- Catcher
- Born: January 28, 1896 Wyoming, Ohio, U.S.
- Died: August 12, 1940 (aged 44) Dayton, Ohio, U.S.
- Batted: RightThrew: Right

Negro league baseball debut
- 1919, for the Dayton Marcos

Last appearance
- 1932, for the Indianapolis ABCs

Teams
- Dayton Marcos (1919–1920); Indianapolis ABCs (1920); Cleveland Tate Stars (1922); Toledo Tigers (1923); St. Louis Stars (1923–1928); Chicago American Giants (1928–1930); Indianapolis ABCs (1931–1932);

= Mitchell Murray =

American baseball player (1896-1940)

━━━━━━━━━━━━━━━━

# Tasks and exercises
- 1) In the Mitchell Murray profile, rewrite everything from "- Batted: RightThrew: Right" down to "baseball player (1896-1940)", swapping "Dayton Marcos" for "Dayton Giants".
- 2) According to the Mitchell Murray profile, which team did he play for in 1922?
- 3) Extend the Mitchell Murray profile, picking up right after its final line.

# Given entries
━━━━━━━━━━━━━━━━

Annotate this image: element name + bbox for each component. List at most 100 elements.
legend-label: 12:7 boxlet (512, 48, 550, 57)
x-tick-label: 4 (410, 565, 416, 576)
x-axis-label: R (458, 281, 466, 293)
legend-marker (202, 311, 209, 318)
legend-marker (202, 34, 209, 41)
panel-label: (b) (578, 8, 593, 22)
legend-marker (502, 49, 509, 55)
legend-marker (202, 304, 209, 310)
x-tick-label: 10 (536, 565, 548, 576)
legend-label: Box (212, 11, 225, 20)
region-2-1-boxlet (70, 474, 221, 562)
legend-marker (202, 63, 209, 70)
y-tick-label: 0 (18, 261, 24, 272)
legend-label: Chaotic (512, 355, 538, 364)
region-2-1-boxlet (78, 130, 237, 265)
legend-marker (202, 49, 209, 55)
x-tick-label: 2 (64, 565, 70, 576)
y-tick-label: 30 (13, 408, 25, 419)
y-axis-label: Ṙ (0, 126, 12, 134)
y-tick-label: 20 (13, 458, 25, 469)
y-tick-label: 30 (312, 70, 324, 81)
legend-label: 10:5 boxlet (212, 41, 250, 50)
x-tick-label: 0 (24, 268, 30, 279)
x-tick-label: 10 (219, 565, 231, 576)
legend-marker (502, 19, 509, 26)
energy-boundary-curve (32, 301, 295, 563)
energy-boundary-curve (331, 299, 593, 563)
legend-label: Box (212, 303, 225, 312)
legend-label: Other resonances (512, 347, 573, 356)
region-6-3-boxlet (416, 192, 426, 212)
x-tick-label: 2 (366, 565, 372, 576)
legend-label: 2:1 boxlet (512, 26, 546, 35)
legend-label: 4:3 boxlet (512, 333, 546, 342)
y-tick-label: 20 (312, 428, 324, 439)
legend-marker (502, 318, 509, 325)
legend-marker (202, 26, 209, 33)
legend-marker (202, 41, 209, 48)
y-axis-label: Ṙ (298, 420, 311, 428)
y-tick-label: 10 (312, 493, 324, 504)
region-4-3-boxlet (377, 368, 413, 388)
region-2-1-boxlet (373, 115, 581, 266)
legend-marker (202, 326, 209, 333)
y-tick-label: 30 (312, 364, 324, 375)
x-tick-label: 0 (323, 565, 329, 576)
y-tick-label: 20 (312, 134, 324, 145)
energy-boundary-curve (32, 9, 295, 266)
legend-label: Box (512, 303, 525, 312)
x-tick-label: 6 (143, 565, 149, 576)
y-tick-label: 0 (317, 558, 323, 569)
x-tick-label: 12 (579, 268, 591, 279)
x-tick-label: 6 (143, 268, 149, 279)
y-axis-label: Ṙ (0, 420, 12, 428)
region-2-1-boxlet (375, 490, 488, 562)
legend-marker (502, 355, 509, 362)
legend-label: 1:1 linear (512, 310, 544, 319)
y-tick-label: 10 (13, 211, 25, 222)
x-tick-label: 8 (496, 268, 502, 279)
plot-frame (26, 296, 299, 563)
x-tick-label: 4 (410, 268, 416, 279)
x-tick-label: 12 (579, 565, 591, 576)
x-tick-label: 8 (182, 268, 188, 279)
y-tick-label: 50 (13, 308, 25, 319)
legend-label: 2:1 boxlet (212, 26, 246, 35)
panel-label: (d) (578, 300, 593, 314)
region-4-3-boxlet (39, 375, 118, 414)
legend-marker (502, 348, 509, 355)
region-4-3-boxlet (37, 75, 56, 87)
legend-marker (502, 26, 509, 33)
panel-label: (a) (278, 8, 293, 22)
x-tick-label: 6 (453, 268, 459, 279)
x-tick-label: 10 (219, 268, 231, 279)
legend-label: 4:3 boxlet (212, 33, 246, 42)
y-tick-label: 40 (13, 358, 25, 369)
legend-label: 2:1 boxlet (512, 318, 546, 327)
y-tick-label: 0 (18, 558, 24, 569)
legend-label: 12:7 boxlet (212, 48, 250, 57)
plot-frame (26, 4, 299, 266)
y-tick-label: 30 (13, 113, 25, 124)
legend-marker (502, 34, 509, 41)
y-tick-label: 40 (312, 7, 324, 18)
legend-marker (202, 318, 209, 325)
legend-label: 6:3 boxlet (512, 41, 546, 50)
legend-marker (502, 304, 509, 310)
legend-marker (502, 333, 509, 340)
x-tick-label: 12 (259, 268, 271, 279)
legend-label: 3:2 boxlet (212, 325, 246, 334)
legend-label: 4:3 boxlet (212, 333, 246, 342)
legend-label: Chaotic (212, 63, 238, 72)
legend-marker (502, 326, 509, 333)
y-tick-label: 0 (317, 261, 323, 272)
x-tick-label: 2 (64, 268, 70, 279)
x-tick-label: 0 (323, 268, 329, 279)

━━━━━━━━━━━━━━━━

# Results for each task
- 1)
- Batted: RightThrew: Right

Negro league baseball debut
- 1919, for the Dayton Giants

Last appearance
- 1932, for the Indianapolis ABCs

Teams
- Dayton Giants (1919–1920); Indianapolis ABCs (1920); Cleveland Tate Stars (1922); Toledo Tigers (1923); St. Louis Stars (1923–1928); Chicago American Giants (1928–1930); Indianapolis ABCs (1931–1932);

= Mitchell Murray =

American baseball player (1896-1940)

- 2) He played for the Cleveland Tate Stars.

- 3)
Mitchell Murray (January 28, 1896 - August 12, 1940), sometimes listed as "Mitchell Murphy", was an American Negro league catcher between 1919 and 1932.

A native of Wyoming, Ohio, Murray made his Negro leagues debut in 1919 with the Dayton Marcos. He enjoyed a long career with several teams, including the St. Louis Stars and Chicago American Giants, and finished his career with the Indianapolis ABCs in 1931 and 1932. Murray died in Dayton, Ohio in 1940 at age 44.